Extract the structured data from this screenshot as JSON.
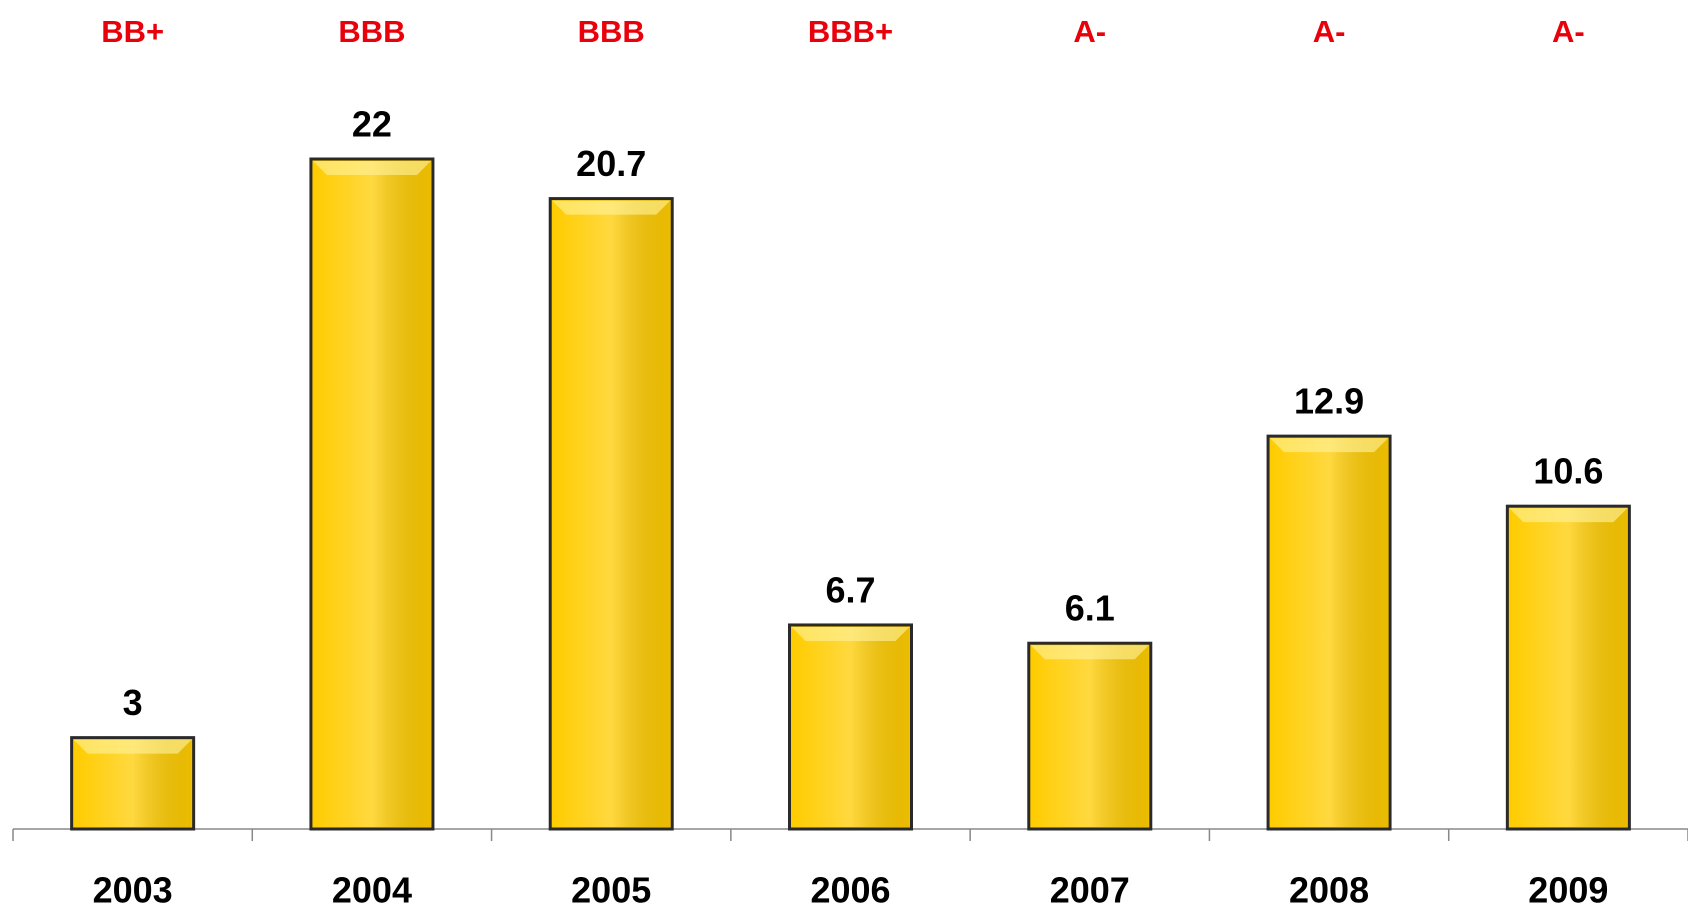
{
  "chart_data": {
    "type": "bar",
    "categories": [
      "2003",
      "2004",
      "2005",
      "2006",
      "2007",
      "2008",
      "2009"
    ],
    "values": [
      3,
      22,
      20.7,
      6.7,
      6.1,
      12.9,
      10.6
    ],
    "annotations": [
      "BB+",
      "BBB",
      "BBB",
      "BBB+",
      "A-",
      "A-",
      "A-"
    ],
    "color": "#ffcc00",
    "annotation_color": "#e8000b",
    "ylim": [
      0,
      22
    ]
  }
}
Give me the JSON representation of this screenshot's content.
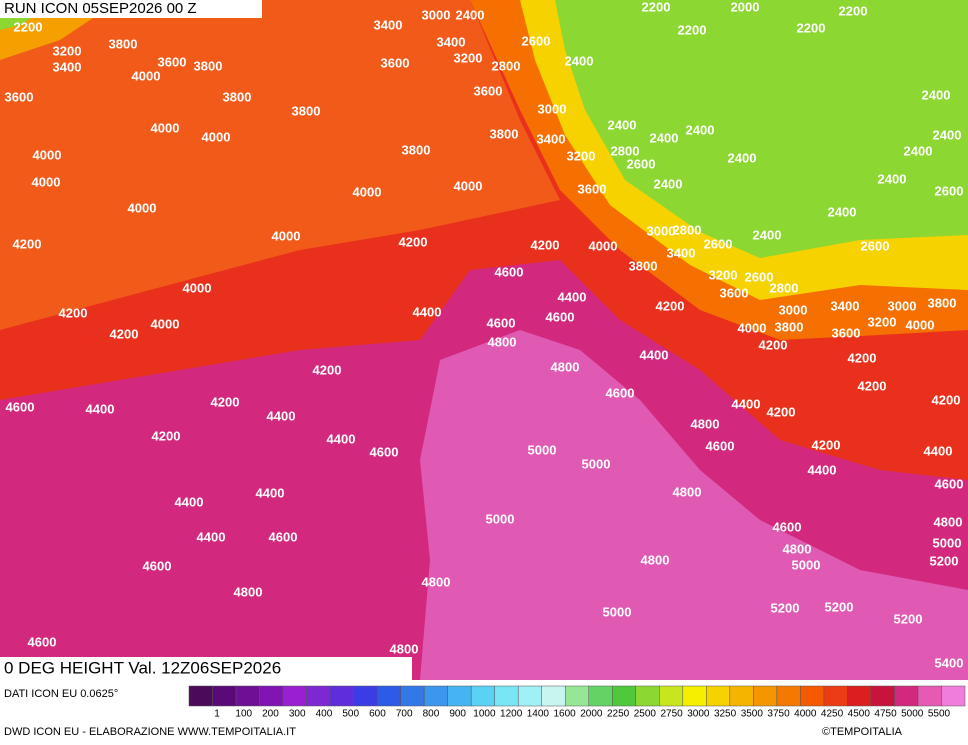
{
  "header": {
    "run": "RUN ICON 05SEP2026 00 Z",
    "field": "0 DEG HEIGHT Val. 12Z06SEP2026",
    "source": "DATI ICON EU 0.0625°",
    "credit": "DWD ICON EU - ELABORAZIONE WWW.TEMPOITALIA.IT",
    "copyright": "©TEMPOITALIA"
  },
  "legend": {
    "labels": [
      "1",
      "100",
      "200",
      "300",
      "400",
      "500",
      "600",
      "700",
      "800",
      "900",
      "1000",
      "1200",
      "1400",
      "1600",
      "2000",
      "2250",
      "2500",
      "2750",
      "3000",
      "3250",
      "3500",
      "3750",
      "4000",
      "4250",
      "4500",
      "4750",
      "5000",
      "5500"
    ],
    "colors": [
      "#4b0a5a",
      "#5a0a78",
      "#6e0f96",
      "#8214b4",
      "#9a1ed2",
      "#7d28d2",
      "#5f2ddc",
      "#3c3ce6",
      "#2d5ae6",
      "#3278e6",
      "#3c96eb",
      "#46b4f0",
      "#5ad2f5",
      "#78e6f5",
      "#a0f0f5",
      "#c8f5f0",
      "#96e696",
      "#64d264",
      "#50c83c",
      "#8cd732",
      "#c8e61e",
      "#f5f000",
      "#f5d200",
      "#f5b400",
      "#f59600",
      "#f57800",
      "#f55a00",
      "#eb3c14",
      "#dc1e1e",
      "#c8143c",
      "#d2287d",
      "#e65ab4",
      "#f07ddc"
    ]
  },
  "contour_labels": [
    "2200",
    "3200",
    "3400",
    "3800",
    "3600",
    "3800",
    "4000",
    "3600",
    "3400",
    "3000",
    "2400",
    "3400",
    "3200",
    "2600",
    "2800",
    "2400",
    "2200",
    "2000",
    "2200",
    "2200",
    "2200",
    "3600",
    "3800",
    "3800",
    "3600",
    "4000",
    "4000",
    "3000",
    "3800",
    "3400",
    "2400",
    "2400",
    "2400",
    "3200",
    "2800",
    "2600",
    "3800",
    "4000",
    "4000",
    "4000",
    "4000",
    "3600",
    "2400",
    "2400",
    "2400",
    "2400",
    "2400",
    "2400",
    "2600",
    "4000",
    "2400",
    "4200",
    "4000",
    "4200",
    "4200",
    "4000",
    "3000",
    "2800",
    "2600",
    "3400",
    "2400",
    "2600",
    "4600",
    "3800",
    "3200",
    "2600",
    "4000",
    "2800",
    "3600",
    "4200",
    "4400",
    "4400",
    "4200",
    "3000",
    "3400",
    "3000",
    "3800",
    "4200",
    "4000",
    "4600",
    "4600",
    "4000",
    "3800",
    "3600",
    "3200",
    "4000",
    "4800",
    "4200",
    "4400",
    "4200",
    "4200",
    "4800",
    "4200",
    "4600",
    "4400",
    "4200",
    "4600",
    "4400",
    "4200",
    "4200",
    "4400",
    "4200",
    "4400",
    "4800",
    "4600",
    "4200",
    "4600",
    "5000",
    "5000",
    "4400",
    "4400",
    "4600",
    "4400",
    "4400",
    "4800",
    "5000",
    "4800",
    "4400",
    "4600",
    "4600",
    "5000",
    "4800",
    "4600",
    "4800",
    "5000",
    "5200",
    "4800",
    "4800",
    "5000",
    "5200",
    "5200",
    "5200",
    "4600",
    "4800",
    "5400"
  ]
}
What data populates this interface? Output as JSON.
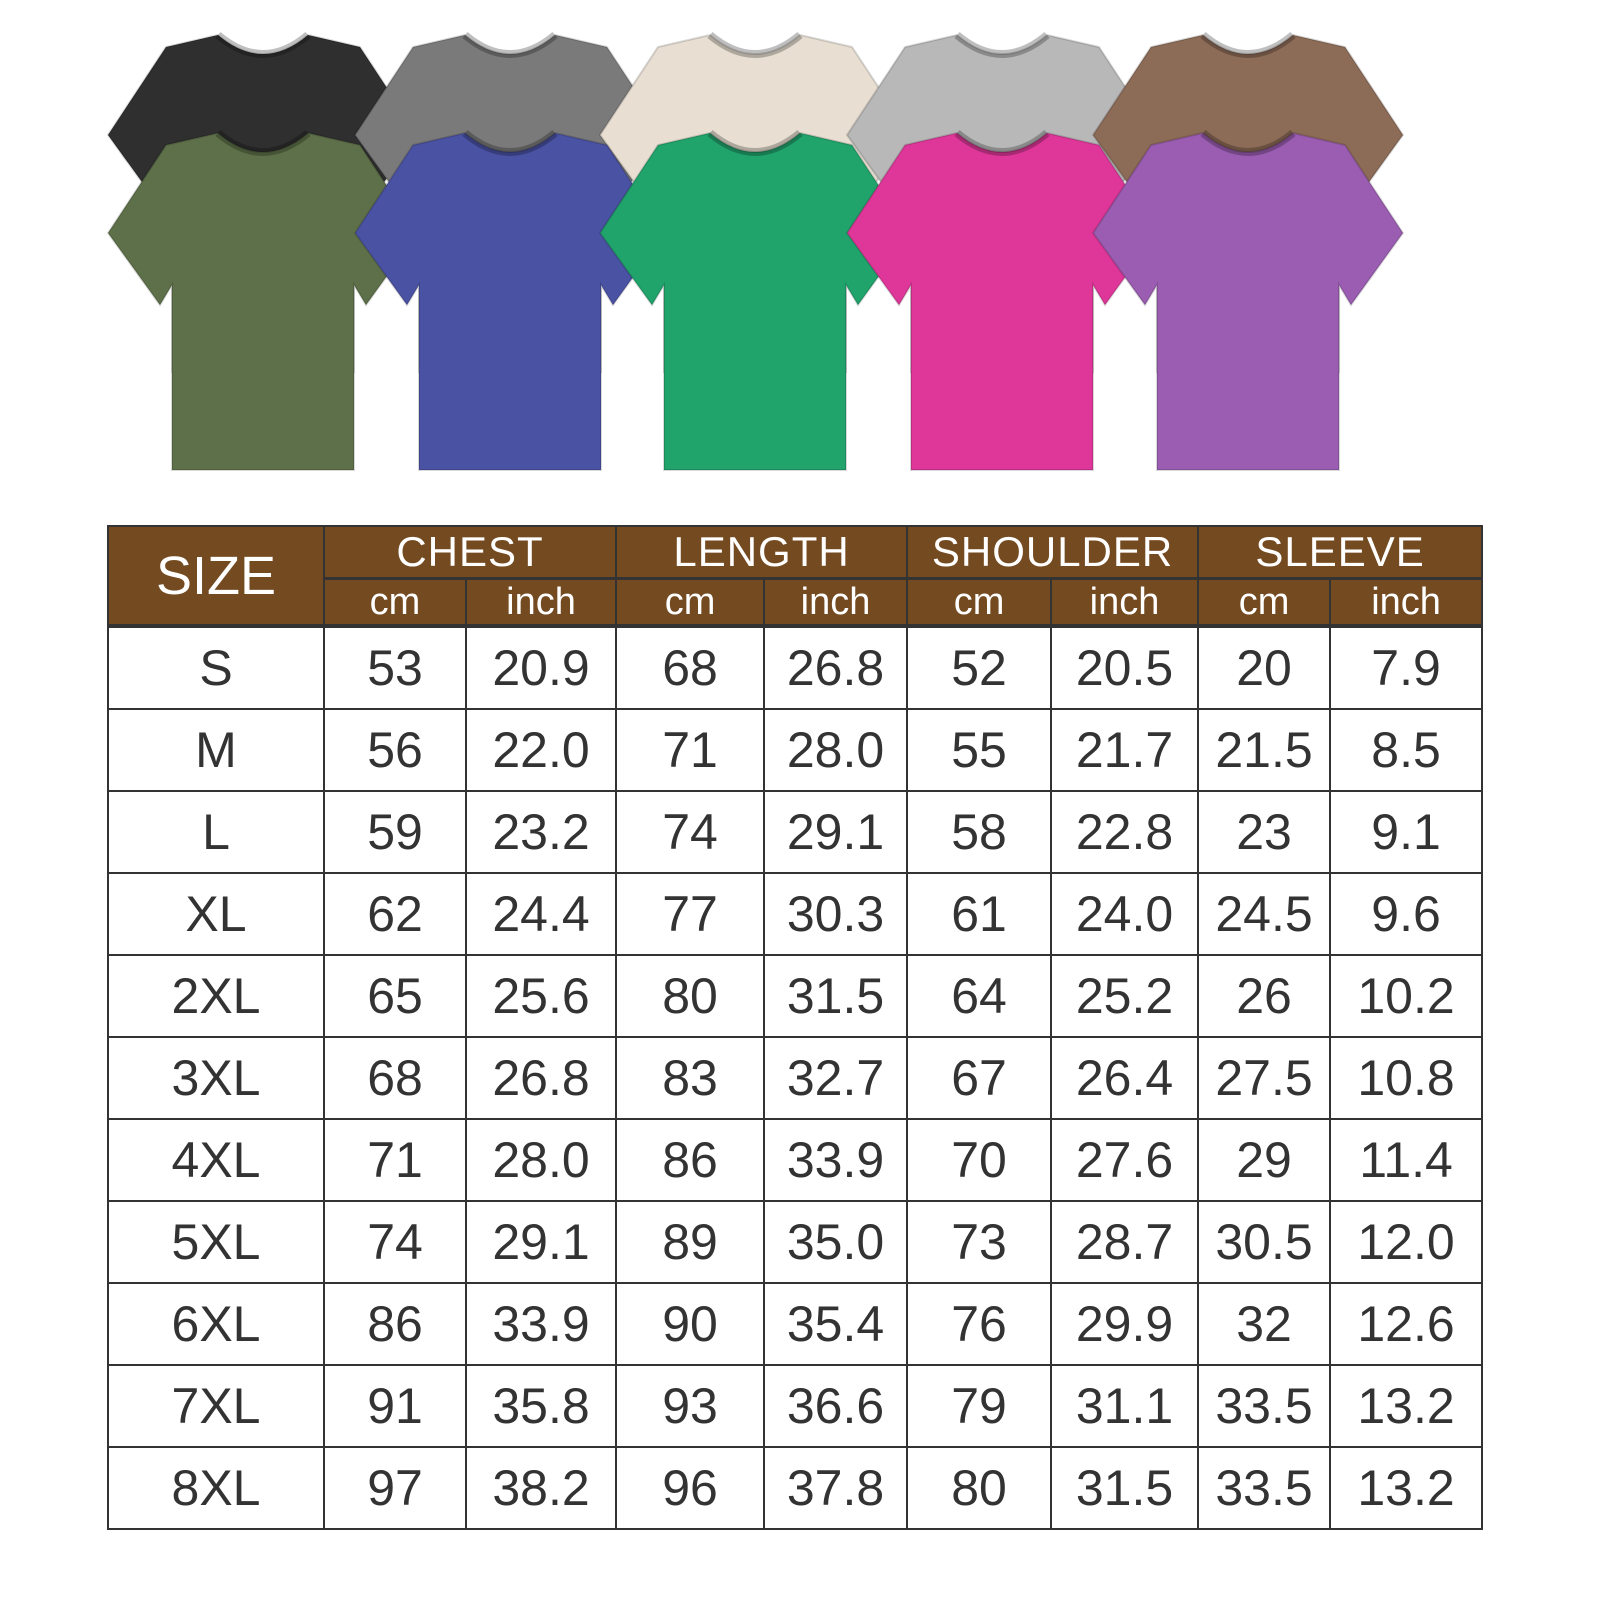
{
  "shirts": {
    "back_row": [
      {
        "color_name": "black",
        "color": "#2f2f2f"
      },
      {
        "color_name": "dark-gray",
        "color": "#7a7a7a"
      },
      {
        "color_name": "beige",
        "color": "#e8dfd2"
      },
      {
        "color_name": "light-gray",
        "color": "#b8b8b8"
      },
      {
        "color_name": "brown",
        "color": "#8c6b57"
      }
    ],
    "front_row": [
      {
        "color_name": "olive",
        "color": "#5e7049"
      },
      {
        "color_name": "blue",
        "color": "#4a52a3"
      },
      {
        "color_name": "green",
        "color": "#21a36c"
      },
      {
        "color_name": "pink",
        "color": "#df3799"
      },
      {
        "color_name": "purple",
        "color": "#9a5db1"
      }
    ]
  },
  "table": {
    "header_color": "#744a20",
    "size_label": "SIZE",
    "groups": [
      "CHEST",
      "LENGTH",
      "SHOULDER",
      "SLEEVE"
    ],
    "units": [
      "cm",
      "inch"
    ],
    "rows": [
      [
        "S",
        "53",
        "20.9",
        "68",
        "26.8",
        "52",
        "20.5",
        "20",
        "7.9"
      ],
      [
        "M",
        "56",
        "22.0",
        "71",
        "28.0",
        "55",
        "21.7",
        "21.5",
        "8.5"
      ],
      [
        "L",
        "59",
        "23.2",
        "74",
        "29.1",
        "58",
        "22.8",
        "23",
        "9.1"
      ],
      [
        "XL",
        "62",
        "24.4",
        "77",
        "30.3",
        "61",
        "24.0",
        "24.5",
        "9.6"
      ],
      [
        "2XL",
        "65",
        "25.6",
        "80",
        "31.5",
        "64",
        "25.2",
        "26",
        "10.2"
      ],
      [
        "3XL",
        "68",
        "26.8",
        "83",
        "32.7",
        "67",
        "26.4",
        "27.5",
        "10.8"
      ],
      [
        "4XL",
        "71",
        "28.0",
        "86",
        "33.9",
        "70",
        "27.6",
        "29",
        "11.4"
      ],
      [
        "5XL",
        "74",
        "29.1",
        "89",
        "35.0",
        "73",
        "28.7",
        "30.5",
        "12.0"
      ],
      [
        "6XL",
        "86",
        "33.9",
        "90",
        "35.4",
        "76",
        "29.9",
        "32",
        "12.6"
      ],
      [
        "7XL",
        "91",
        "35.8",
        "93",
        "36.6",
        "79",
        "31.1",
        "33.5",
        "13.2"
      ],
      [
        "8XL",
        "97",
        "38.2",
        "96",
        "37.8",
        "80",
        "31.5",
        "33.5",
        "13.2"
      ]
    ]
  }
}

▶ Aim:
Of the lines in the entries above, how many include "screenshot"? Only the number should be given.

▶ The answer:
2